SET PROBLEM: Go through the entries below and pick out every line with "Public".

SUPPLIED DATA:

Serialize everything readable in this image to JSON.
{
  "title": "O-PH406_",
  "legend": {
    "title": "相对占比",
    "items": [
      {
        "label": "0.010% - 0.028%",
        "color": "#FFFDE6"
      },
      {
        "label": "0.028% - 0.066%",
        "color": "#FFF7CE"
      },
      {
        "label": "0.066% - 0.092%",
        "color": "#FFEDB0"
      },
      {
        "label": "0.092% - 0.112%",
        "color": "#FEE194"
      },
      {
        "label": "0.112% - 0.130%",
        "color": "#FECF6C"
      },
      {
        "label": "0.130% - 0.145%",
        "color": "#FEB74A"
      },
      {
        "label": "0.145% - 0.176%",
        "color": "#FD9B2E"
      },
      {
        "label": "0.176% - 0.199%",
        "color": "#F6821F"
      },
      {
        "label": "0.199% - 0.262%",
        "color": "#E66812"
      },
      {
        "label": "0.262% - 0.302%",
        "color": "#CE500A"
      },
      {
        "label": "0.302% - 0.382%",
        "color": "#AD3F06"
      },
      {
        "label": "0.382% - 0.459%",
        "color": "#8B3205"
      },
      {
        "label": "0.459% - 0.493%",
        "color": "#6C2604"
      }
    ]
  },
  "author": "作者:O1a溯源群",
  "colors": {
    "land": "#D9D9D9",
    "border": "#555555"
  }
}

---

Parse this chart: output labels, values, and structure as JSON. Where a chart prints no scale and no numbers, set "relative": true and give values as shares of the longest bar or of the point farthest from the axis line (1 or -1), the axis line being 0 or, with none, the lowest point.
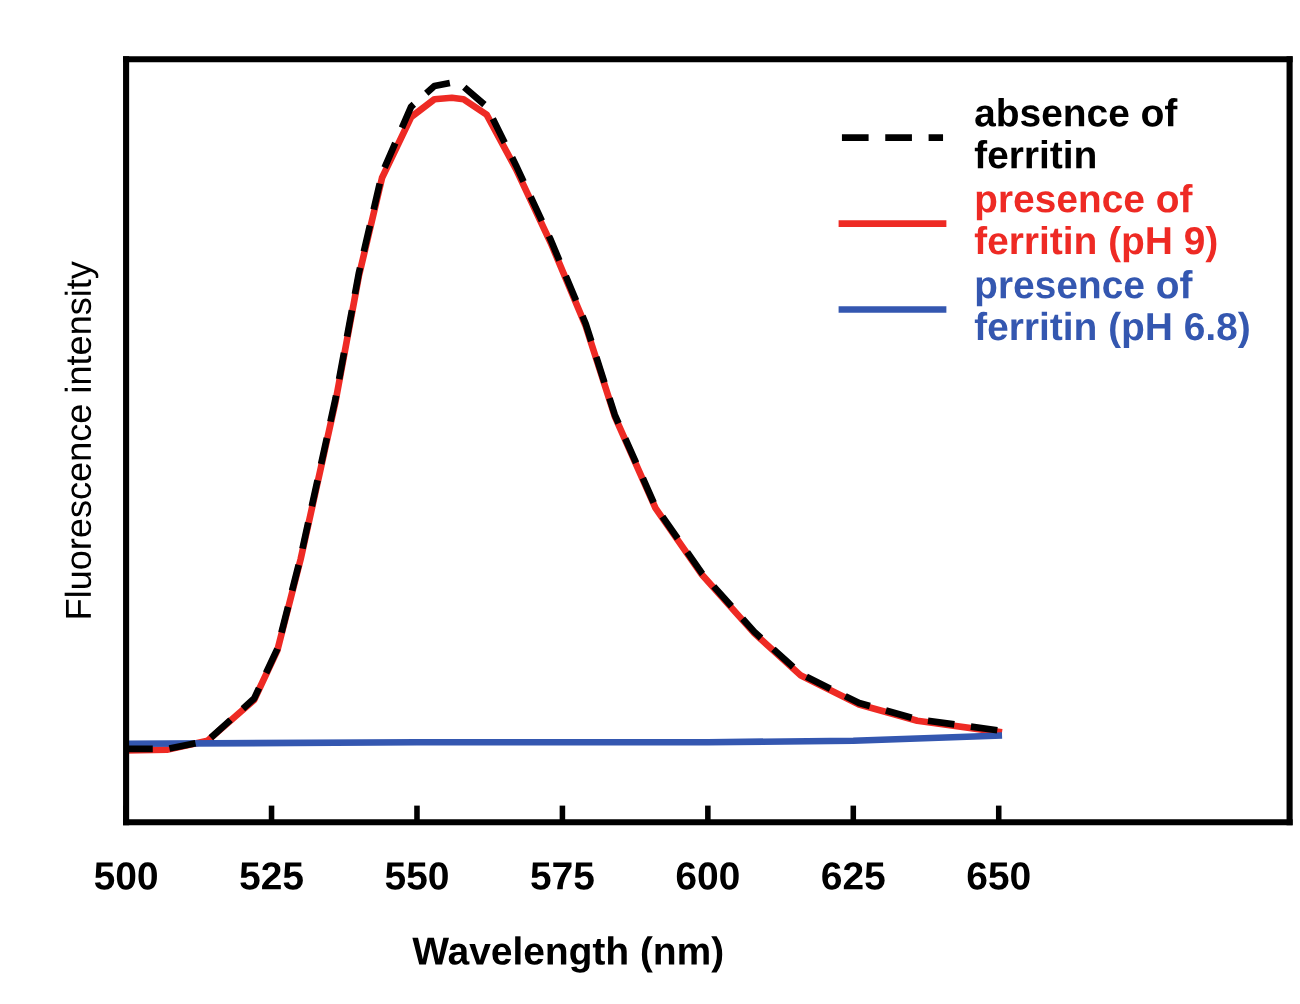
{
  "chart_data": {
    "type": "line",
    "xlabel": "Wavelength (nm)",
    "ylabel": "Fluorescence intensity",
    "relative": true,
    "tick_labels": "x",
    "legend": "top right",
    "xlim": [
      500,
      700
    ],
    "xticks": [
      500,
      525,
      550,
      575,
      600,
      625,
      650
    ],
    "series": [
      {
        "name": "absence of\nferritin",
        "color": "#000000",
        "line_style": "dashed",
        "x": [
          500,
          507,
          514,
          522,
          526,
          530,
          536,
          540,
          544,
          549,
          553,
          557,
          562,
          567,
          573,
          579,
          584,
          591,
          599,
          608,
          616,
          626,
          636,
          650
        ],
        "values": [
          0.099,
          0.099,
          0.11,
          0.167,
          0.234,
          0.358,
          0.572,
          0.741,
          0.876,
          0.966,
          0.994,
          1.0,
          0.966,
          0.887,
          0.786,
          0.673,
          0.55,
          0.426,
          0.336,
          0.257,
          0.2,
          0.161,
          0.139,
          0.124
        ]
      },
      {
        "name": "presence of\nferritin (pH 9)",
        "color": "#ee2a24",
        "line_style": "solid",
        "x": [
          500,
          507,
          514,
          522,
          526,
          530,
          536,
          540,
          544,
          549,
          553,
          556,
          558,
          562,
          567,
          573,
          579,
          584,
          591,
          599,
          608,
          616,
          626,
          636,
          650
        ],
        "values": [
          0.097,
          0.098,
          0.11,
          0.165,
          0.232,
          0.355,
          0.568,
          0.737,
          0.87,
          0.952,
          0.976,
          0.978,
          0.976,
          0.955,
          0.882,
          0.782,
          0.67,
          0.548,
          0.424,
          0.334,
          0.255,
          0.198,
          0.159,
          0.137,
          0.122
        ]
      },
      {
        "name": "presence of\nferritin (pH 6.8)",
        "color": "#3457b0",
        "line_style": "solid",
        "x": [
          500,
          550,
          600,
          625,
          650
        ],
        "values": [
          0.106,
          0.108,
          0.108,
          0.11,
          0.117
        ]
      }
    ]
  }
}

...

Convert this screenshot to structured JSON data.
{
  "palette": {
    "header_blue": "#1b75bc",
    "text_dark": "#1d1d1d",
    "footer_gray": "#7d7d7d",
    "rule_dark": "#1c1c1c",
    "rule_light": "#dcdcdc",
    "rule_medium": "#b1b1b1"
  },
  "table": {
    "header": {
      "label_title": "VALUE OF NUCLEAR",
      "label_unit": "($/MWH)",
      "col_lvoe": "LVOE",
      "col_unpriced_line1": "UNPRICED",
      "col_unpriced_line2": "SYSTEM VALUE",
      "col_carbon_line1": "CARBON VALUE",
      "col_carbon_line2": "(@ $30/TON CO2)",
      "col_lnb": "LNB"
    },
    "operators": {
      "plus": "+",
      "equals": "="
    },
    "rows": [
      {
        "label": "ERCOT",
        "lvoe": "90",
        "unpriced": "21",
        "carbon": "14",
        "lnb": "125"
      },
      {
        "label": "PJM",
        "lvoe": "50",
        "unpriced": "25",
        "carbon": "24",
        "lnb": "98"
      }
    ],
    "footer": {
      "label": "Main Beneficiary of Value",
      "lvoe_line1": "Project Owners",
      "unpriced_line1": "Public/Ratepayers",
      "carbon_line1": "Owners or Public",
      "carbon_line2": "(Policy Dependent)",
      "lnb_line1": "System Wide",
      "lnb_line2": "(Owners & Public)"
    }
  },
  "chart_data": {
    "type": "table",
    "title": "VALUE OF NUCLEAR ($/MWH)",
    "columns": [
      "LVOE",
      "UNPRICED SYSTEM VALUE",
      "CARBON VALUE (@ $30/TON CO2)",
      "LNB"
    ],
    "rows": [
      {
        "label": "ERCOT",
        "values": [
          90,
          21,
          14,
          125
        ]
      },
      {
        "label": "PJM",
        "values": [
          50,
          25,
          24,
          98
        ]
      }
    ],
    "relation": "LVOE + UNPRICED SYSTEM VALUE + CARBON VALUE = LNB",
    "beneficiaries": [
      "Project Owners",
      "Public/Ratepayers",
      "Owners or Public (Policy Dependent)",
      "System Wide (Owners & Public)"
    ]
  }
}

TASK ANSWER:
      "unpriced_line1": "Public/Ratepayers",
      "carbon_line1": "Owners or Public",
      "lnb_line2": "(Owners & Public)"
      "Public/Ratepayers",
      "Owners or Public (Policy Dependent)",
      "System Wide (Owners & Public)"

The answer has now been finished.